OBJECTIVE:
The records that follow are to be repeated without alteration.

THE RECORDS:
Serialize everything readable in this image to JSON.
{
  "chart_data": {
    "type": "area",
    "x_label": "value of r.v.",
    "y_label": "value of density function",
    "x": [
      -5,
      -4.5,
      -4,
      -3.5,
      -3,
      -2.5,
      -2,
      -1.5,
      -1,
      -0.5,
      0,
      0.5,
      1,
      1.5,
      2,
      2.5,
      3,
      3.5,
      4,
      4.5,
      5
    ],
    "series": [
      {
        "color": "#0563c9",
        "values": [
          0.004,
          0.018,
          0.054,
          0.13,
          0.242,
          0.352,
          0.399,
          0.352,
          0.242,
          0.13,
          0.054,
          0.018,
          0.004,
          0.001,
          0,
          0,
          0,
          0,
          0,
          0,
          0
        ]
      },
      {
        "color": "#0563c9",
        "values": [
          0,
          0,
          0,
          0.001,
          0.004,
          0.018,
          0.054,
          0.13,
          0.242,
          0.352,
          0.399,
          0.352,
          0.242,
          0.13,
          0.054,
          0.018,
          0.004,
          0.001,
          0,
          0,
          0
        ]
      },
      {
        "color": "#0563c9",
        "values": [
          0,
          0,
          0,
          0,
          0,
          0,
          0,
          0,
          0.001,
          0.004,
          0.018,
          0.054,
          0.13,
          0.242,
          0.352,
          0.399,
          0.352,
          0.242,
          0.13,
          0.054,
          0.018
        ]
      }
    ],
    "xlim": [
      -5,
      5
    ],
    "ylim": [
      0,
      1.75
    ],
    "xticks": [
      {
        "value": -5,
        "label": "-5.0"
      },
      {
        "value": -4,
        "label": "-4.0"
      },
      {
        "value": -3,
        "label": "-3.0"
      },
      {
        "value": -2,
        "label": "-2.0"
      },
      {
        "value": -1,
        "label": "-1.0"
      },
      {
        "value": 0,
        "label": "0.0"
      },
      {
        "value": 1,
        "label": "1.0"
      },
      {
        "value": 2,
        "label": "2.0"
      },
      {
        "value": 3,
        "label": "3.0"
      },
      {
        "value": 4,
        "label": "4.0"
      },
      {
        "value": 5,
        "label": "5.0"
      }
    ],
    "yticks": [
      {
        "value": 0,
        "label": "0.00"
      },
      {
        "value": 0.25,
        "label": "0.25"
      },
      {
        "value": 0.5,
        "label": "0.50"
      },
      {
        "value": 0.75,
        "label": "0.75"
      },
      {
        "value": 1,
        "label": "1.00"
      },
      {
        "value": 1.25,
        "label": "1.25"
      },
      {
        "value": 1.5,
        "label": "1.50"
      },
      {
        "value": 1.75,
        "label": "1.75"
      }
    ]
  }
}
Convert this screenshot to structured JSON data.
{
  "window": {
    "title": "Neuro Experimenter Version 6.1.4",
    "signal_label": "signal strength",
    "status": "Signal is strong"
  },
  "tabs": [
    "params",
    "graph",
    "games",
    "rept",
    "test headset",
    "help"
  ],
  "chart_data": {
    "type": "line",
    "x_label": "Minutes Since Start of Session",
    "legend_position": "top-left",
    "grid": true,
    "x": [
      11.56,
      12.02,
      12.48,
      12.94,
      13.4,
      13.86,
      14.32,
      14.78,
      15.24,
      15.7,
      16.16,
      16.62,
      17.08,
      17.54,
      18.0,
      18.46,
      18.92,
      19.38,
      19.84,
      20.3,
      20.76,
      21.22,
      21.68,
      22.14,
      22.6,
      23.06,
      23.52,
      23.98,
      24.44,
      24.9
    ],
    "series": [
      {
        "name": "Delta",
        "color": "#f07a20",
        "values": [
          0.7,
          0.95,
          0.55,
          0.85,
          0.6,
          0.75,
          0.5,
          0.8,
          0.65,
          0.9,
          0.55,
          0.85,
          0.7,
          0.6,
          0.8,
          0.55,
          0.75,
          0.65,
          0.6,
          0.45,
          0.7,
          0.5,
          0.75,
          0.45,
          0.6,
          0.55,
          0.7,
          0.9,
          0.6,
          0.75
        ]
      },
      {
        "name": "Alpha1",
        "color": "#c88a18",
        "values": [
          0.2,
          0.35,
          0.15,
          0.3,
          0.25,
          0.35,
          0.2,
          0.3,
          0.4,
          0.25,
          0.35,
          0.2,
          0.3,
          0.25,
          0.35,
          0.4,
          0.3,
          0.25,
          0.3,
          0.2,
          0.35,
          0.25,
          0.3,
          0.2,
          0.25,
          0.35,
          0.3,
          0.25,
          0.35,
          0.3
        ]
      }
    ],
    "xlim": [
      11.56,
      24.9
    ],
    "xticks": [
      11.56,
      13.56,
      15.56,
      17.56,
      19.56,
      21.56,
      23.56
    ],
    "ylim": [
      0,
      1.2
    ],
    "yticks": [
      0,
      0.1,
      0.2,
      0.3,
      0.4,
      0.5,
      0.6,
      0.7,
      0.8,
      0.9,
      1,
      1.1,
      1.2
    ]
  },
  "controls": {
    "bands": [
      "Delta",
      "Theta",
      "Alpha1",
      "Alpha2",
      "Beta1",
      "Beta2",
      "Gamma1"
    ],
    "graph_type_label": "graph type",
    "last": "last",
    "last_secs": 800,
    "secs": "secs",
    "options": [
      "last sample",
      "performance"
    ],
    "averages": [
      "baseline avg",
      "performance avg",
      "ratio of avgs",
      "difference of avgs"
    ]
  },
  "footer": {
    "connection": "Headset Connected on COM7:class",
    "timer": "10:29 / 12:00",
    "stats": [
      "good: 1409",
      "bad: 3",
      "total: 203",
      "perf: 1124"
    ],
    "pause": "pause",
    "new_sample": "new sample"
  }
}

ANSWER FOR THIS EXERCISE:
Serialize everything readable in this image to JSON.
{
  "chart_data": {
    "type": "area",
    "x_label": "value of r.v.",
    "y_label": "value of density function",
    "x": [
      -5,
      -4.5,
      -4,
      -3.5,
      -3,
      -2.5,
      -2,
      -1.5,
      -1,
      -0.5,
      0,
      0.5,
      1,
      1.5,
      2,
      2.5,
      3,
      3.5,
      4,
      4.5,
      5
    ],
    "series": [
      {
        "color": "#0563c9",
        "values": [
          0.004,
          0.018,
          0.054,
          0.13,
          0.242,
          0.352,
          0.399,
          0.352,
          0.242,
          0.13,
          0.054,
          0.018,
          0.004,
          0.001,
          0,
          0,
          0,
          0,
          0,
          0,
          0
        ]
      },
      {
        "color": "#0563c9",
        "values": [
          0,
          0,
          0,
          0.001,
          0.004,
          0.018,
          0.054,
          0.13,
          0.242,
          0.352,
          0.399,
          0.352,
          0.242,
          0.13,
          0.054,
          0.018,
          0.004,
          0.001,
          0,
          0,
          0
        ]
      },
      {
        "color": "#0563c9",
        "values": [
          0,
          0,
          0,
          0,
          0,
          0,
          0,
          0,
          0.001,
          0.004,
          0.018,
          0.054,
          0.13,
          0.242,
          0.352,
          0.399,
          0.352,
          0.242,
          0.13,
          0.054,
          0.018
        ]
      }
    ],
    "xlim": [
      -5,
      5
    ],
    "ylim": [
      0,
      1.75
    ],
    "xticks": [
      {
        "value": -5,
        "label": "-5.0"
      },
      {
        "value": -4,
        "label": "-4.0"
      },
      {
        "value": -3,
        "label": "-3.0"
      },
      {
        "value": -2,
        "label": "-2.0"
      },
      {
        "value": -1,
        "label": "-1.0"
      },
      {
        "value": 0,
        "label": "0.0"
      },
      {
        "value": 1,
        "label": "1.0"
      },
      {
        "value": 2,
        "label": "2.0"
      },
      {
        "value": 3,
        "label": "3.0"
      },
      {
        "value": 4,
        "label": "4.0"
      },
      {
        "value": 5,
        "label": "5.0"
      }
    ],
    "yticks": [
      {
        "value": 0,
        "label": "0.00"
      },
      {
        "value": 0.25,
        "label": "0.25"
      },
      {
        "value": 0.5,
        "label": "0.50"
      },
      {
        "value": 0.75,
        "label": "0.75"
      },
      {
        "value": 1,
        "label": "1.00"
      },
      {
        "value": 1.25,
        "label": "1.25"
      },
      {
        "value": 1.5,
        "label": "1.50"
      },
      {
        "value": 1.75,
        "label": "1.75"
      }
    ]
  }
}
Convert this screenshot to structured JSON data.
{
  "window": {
    "title": "Neuro Experimenter Version 6.1.4",
    "signal_label": "signal strength",
    "status": "Signal is strong"
  },
  "tabs": [
    "params",
    "graph",
    "games",
    "rept",
    "test headset",
    "help"
  ],
  "chart_data": {
    "type": "line",
    "x_label": "Minutes Since Start of Session",
    "legend_position": "top-left",
    "grid": true,
    "x": [
      11.56,
      12.02,
      12.48,
      12.94,
      13.4,
      13.86,
      14.32,
      14.78,
      15.24,
      15.7,
      16.16,
      16.62,
      17.08,
      17.54,
      18.0,
      18.46,
      18.92,
      19.38,
      19.84,
      20.3,
      20.76,
      21.22,
      21.68,
      22.14,
      22.6,
      23.06,
      23.52,
      23.98,
      24.44,
      24.9
    ],
    "series": [
      {
        "name": "Delta",
        "color": "#f07a20",
        "values": [
          0.7,
          0.95,
          0.55,
          0.85,
          0.6,
          0.75,
          0.5,
          0.8,
          0.65,
          0.9,
          0.55,
          0.85,
          0.7,
          0.6,
          0.8,
          0.55,
          0.75,
          0.65,
          0.6,
          0.45,
          0.7,
          0.5,
          0.75,
          0.45,
          0.6,
          0.55,
          0.7,
          0.9,
          0.6,
          0.75
        ]
      },
      {
        "name": "Alpha1",
        "color": "#c88a18",
        "values": [
          0.2,
          0.35,
          0.15,
          0.3,
          0.25,
          0.35,
          0.2,
          0.3,
          0.4,
          0.25,
          0.35,
          0.2,
          0.3,
          0.25,
          0.35,
          0.4,
          0.3,
          0.25,
          0.3,
          0.2,
          0.35,
          0.25,
          0.3,
          0.2,
          0.25,
          0.35,
          0.3,
          0.25,
          0.35,
          0.3
        ]
      }
    ],
    "xlim": [
      11.56,
      24.9
    ],
    "xticks": [
      11.56,
      13.56,
      15.56,
      17.56,
      19.56,
      21.56,
      23.56
    ],
    "ylim": [
      0,
      1.2
    ],
    "yticks": [
      0,
      0.1,
      0.2,
      0.3,
      0.4,
      0.5,
      0.6,
      0.7,
      0.8,
      0.9,
      1,
      1.1,
      1.2
    ]
  },
  "controls": {
    "bands": [
      "Delta",
      "Theta",
      "Alpha1",
      "Alpha2",
      "Beta1",
      "Beta2",
      "Gamma1"
    ],
    "graph_type_label": "graph type",
    "last": "last",
    "last_secs": 800,
    "secs": "secs",
    "options": [
      "last sample",
      "performance"
    ],
    "averages": [
      "baseline avg",
      "performance avg",
      "ratio of avgs",
      "difference of avgs"
    ]
  },
  "footer": {
    "connection": "Headset Connected on COM7:class",
    "timer": "10:29 / 12:00",
    "stats": [
      "good: 1409",
      "bad: 3",
      "total: 203",
      "perf: 1124"
    ],
    "pause": "pause",
    "new_sample": "new sample"
  }
}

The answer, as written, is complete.